**The exercise:** A line counts if it contains the word "四象套装" at least once. State how many such lines the records contain, giving the number alone.

[start Data extract]

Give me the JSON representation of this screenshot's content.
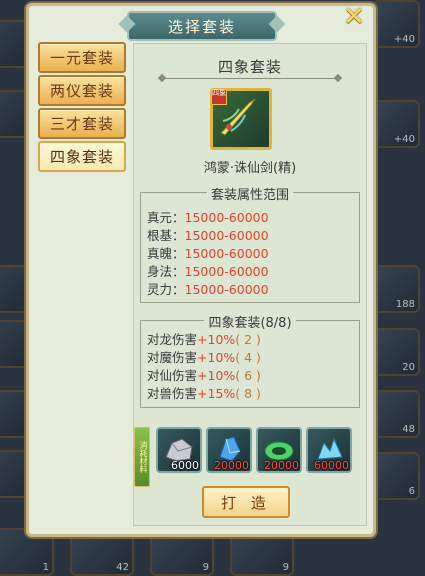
{
  "dialog": {
    "title": "选择套装",
    "close_icon": "close-x-icon"
  },
  "tabs": [
    {
      "label": "一元套装",
      "active": false
    },
    {
      "label": "两仪套装",
      "active": false
    },
    {
      "label": "三才套装",
      "active": false
    },
    {
      "label": "四象套装",
      "active": true
    }
  ],
  "detail": {
    "set_name": "四象套装",
    "item_icon": "sword-icon",
    "item_badge": "四象",
    "item_name": "鸿蒙·诛仙剑(精)",
    "attributes": {
      "title": "套装属性范围",
      "rows": [
        {
          "name": "真元：",
          "value": "15000-60000"
        },
        {
          "name": "根基：",
          "value": "15000-60000"
        },
        {
          "name": "真魄：",
          "value": "15000-60000"
        },
        {
          "name": "身法：",
          "value": "15000-60000"
        },
        {
          "name": "灵力：",
          "value": "15000-60000"
        }
      ]
    },
    "set_bonus": {
      "title": "四象套装(8/8)",
      "rows": [
        {
          "name": "对龙伤害",
          "value": "+10%",
          "level": "( 2 )"
        },
        {
          "name": "对魔伤害",
          "value": "+10%",
          "level": "( 4 )"
        },
        {
          "name": "对仙伤害",
          "value": "+10%",
          "level": "( 6 )"
        },
        {
          "name": "对兽伤害",
          "value": "+15%",
          "level": "( 8 )"
        }
      ]
    }
  },
  "materials": {
    "label": "消耗材料",
    "items": [
      {
        "icon": "silver-ore-icon",
        "count": "6000",
        "insufficient": false
      },
      {
        "icon": "blue-crystal-icon",
        "count": "20000",
        "insufficient": true
      },
      {
        "icon": "green-jade-icon",
        "count": "20000",
        "insufficient": true
      },
      {
        "icon": "ice-crystal-icon",
        "count": "60000",
        "insufficient": true
      }
    ]
  },
  "craft_button": {
    "label": "打 造"
  },
  "background": {
    "counts": [
      "+40",
      "+40",
      "188",
      "20",
      "48",
      "6",
      "1",
      "42",
      "9",
      "9"
    ]
  }
}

[end Data extract]

**Expected answer:** 3